■ **WHAT THE EXERCISE ASKS**: Find the lines that include the string "用脑花钱" and report how many there are. Give no other text.

[Entries from a dataset]
------------

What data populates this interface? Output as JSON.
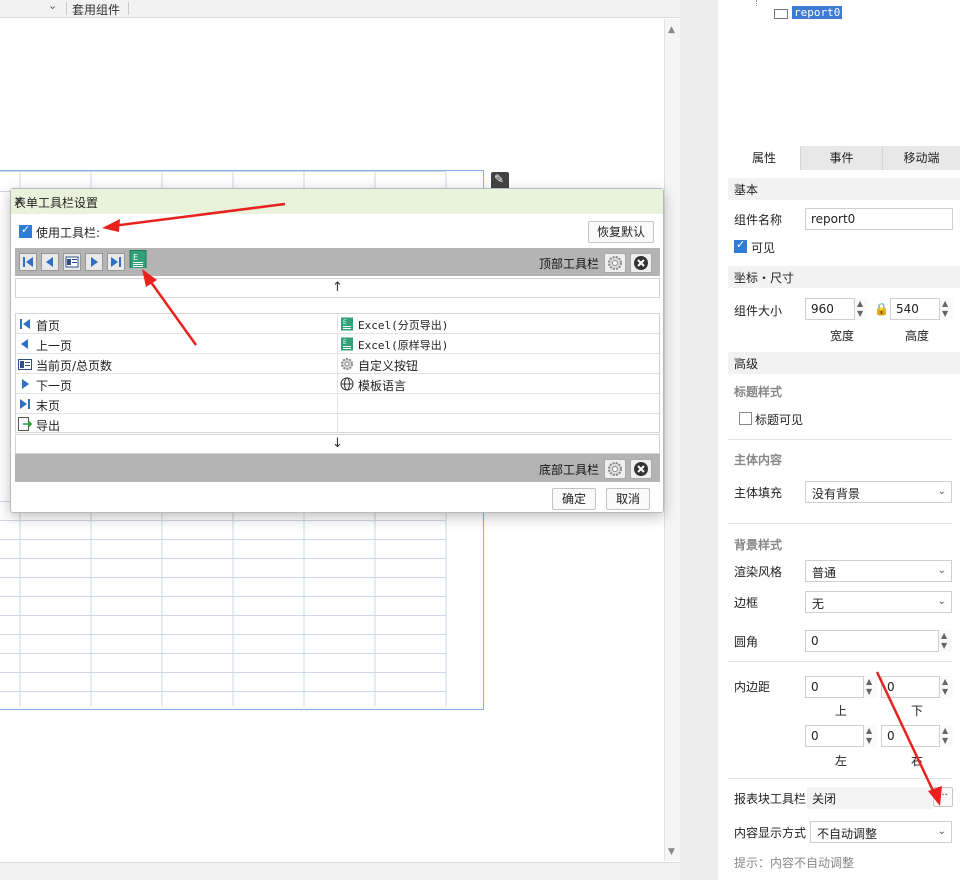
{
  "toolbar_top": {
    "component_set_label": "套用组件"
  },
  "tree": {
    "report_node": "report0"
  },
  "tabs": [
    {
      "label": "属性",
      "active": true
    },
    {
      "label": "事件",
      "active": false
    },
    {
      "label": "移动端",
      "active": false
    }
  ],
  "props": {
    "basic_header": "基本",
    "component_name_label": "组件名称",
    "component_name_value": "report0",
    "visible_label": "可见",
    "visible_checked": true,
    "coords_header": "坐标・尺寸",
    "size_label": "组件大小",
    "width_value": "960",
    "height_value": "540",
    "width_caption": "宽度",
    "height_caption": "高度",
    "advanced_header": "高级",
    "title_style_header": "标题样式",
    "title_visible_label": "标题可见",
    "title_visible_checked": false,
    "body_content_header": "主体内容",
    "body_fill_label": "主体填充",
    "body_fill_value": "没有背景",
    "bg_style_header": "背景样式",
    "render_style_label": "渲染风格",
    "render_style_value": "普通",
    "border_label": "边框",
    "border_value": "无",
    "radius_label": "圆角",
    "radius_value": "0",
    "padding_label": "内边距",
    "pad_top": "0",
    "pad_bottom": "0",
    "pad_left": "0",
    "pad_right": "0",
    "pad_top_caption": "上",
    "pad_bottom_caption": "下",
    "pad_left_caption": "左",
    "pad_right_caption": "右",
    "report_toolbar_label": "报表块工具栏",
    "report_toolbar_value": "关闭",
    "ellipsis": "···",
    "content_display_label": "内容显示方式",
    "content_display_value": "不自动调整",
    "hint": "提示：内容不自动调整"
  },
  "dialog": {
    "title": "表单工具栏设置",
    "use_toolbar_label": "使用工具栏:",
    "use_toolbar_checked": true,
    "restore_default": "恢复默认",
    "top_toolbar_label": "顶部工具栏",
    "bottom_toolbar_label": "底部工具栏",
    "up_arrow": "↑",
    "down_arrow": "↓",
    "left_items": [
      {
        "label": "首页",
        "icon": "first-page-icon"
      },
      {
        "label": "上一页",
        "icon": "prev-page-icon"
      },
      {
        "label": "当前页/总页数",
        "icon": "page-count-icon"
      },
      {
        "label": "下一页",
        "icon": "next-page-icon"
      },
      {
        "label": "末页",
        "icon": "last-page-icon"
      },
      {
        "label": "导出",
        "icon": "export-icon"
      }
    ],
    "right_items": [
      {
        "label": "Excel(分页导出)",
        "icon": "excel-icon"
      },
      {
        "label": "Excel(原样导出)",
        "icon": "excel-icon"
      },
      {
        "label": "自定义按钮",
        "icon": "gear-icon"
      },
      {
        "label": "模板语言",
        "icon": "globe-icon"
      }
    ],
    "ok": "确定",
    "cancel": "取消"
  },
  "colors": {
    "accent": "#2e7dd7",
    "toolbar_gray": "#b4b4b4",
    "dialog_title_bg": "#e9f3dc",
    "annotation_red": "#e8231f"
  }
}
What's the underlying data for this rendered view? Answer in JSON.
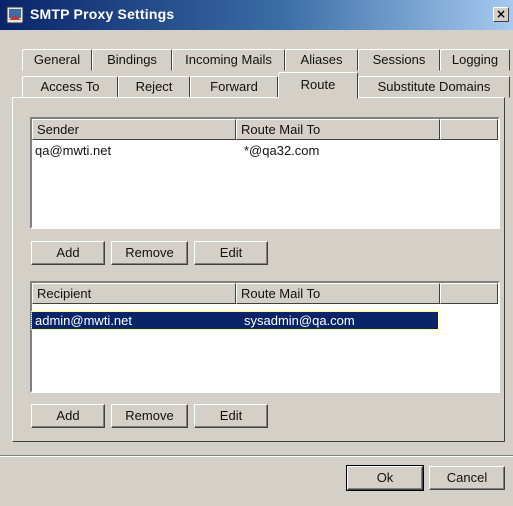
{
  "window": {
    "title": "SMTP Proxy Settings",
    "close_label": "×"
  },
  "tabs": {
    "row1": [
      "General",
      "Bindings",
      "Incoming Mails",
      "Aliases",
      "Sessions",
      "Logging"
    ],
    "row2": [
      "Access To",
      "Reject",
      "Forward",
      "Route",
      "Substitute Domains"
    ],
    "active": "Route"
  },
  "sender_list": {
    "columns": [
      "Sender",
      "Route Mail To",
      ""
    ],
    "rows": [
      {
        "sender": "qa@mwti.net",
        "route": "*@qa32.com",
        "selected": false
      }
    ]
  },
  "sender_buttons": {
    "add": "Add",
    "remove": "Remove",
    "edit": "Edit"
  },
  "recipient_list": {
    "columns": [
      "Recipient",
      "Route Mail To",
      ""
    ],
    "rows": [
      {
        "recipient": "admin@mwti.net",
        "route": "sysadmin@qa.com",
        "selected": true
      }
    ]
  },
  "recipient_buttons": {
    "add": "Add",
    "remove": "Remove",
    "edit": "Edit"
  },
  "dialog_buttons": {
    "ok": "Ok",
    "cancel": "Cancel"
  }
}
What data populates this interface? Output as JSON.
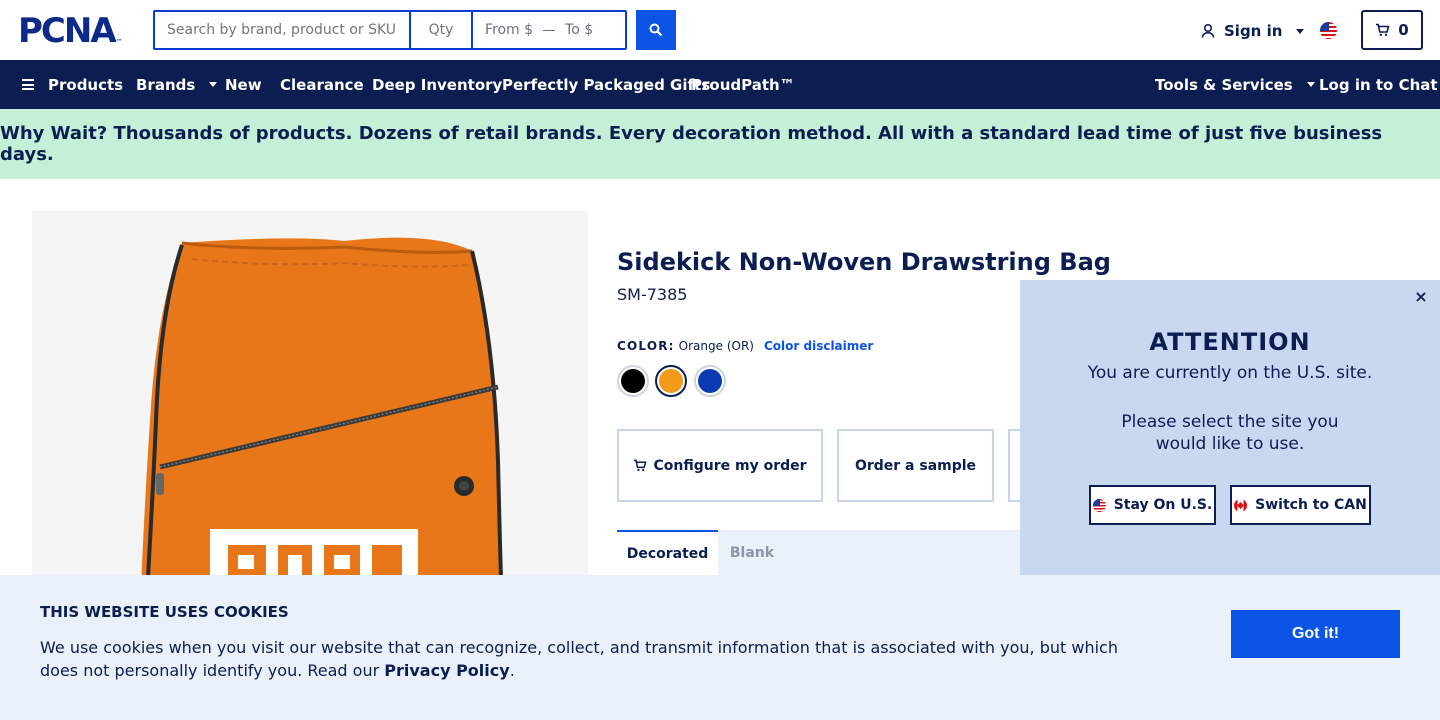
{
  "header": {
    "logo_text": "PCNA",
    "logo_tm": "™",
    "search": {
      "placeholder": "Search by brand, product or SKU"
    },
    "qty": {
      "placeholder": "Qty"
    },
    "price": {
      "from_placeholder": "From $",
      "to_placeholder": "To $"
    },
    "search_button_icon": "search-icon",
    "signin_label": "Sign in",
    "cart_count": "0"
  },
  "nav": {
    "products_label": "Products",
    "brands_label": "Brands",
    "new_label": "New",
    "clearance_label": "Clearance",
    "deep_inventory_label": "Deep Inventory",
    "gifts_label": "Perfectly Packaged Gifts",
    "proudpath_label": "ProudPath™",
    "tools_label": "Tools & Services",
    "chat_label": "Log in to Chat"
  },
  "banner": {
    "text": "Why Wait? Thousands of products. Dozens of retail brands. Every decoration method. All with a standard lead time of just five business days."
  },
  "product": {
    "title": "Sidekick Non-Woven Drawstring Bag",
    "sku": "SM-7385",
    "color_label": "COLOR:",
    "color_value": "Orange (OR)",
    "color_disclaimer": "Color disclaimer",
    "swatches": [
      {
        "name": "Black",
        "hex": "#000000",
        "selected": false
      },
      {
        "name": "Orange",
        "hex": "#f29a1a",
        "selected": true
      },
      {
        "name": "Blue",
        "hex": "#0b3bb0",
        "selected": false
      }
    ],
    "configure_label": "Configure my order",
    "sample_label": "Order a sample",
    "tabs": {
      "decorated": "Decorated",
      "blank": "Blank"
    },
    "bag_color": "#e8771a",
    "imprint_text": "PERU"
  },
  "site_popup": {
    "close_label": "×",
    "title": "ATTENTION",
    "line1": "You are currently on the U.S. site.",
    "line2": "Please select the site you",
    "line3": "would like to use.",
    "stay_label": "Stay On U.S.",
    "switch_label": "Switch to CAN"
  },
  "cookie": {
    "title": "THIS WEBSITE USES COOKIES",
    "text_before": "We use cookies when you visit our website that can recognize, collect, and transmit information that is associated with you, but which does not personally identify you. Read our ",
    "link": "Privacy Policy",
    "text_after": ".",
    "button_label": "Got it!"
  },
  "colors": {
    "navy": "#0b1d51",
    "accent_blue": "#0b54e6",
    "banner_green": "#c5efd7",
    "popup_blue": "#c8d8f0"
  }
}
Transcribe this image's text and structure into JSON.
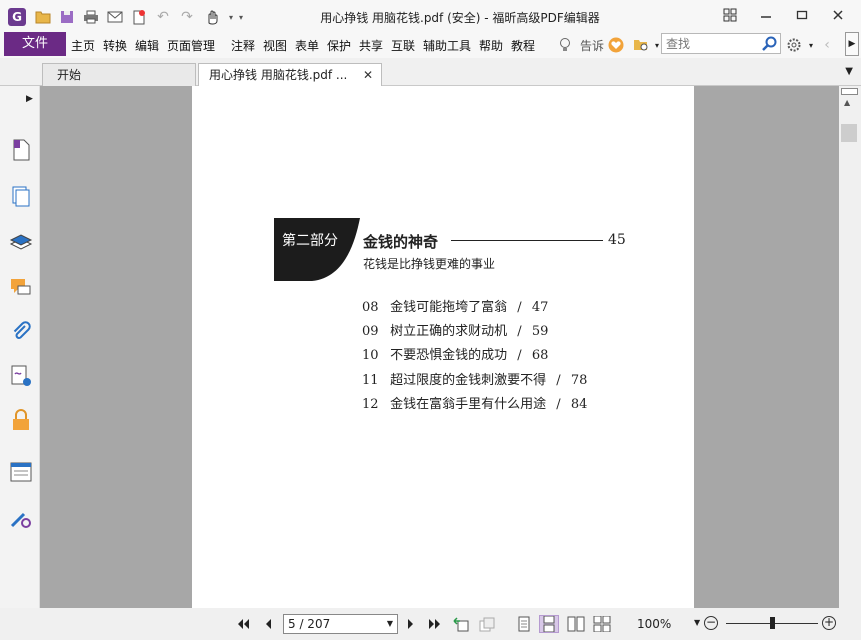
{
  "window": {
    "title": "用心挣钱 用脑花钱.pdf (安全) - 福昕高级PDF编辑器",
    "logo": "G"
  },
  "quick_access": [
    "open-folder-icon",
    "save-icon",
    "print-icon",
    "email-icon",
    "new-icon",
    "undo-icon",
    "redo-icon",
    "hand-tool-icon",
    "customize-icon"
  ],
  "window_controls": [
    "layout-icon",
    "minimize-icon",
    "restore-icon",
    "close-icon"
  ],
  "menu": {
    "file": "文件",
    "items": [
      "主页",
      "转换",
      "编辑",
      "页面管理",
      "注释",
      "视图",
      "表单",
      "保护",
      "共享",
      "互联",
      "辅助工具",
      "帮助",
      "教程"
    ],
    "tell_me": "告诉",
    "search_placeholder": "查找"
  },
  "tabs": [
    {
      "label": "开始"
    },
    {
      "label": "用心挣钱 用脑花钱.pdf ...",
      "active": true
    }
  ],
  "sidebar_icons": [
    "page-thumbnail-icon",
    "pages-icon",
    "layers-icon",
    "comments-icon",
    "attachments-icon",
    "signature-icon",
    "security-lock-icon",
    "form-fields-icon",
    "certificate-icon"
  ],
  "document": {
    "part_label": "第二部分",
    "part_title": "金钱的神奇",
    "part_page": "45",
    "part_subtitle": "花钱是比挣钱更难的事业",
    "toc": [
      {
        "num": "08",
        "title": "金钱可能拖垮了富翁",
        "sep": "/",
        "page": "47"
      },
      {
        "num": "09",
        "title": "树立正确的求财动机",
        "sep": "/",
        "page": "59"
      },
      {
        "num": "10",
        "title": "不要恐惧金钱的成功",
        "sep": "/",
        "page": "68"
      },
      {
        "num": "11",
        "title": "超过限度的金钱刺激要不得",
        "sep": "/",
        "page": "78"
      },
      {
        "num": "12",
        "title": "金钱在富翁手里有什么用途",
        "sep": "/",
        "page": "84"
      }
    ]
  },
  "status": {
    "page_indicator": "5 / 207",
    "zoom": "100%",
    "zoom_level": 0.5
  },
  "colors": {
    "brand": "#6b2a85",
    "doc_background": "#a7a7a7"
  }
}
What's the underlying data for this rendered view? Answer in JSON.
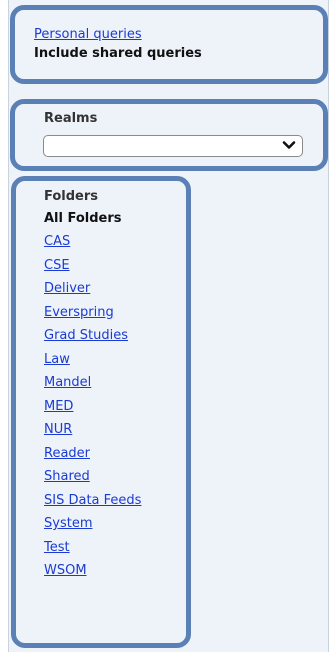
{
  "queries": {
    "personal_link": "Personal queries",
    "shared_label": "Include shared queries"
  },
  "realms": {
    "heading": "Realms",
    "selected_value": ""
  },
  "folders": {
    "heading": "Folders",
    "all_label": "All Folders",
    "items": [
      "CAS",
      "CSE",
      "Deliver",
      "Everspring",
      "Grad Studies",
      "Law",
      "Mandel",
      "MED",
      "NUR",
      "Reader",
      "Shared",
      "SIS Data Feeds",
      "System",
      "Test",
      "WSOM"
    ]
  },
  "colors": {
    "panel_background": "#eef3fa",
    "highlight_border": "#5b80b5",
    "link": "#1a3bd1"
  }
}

------------

■ **RESPONSE**: 2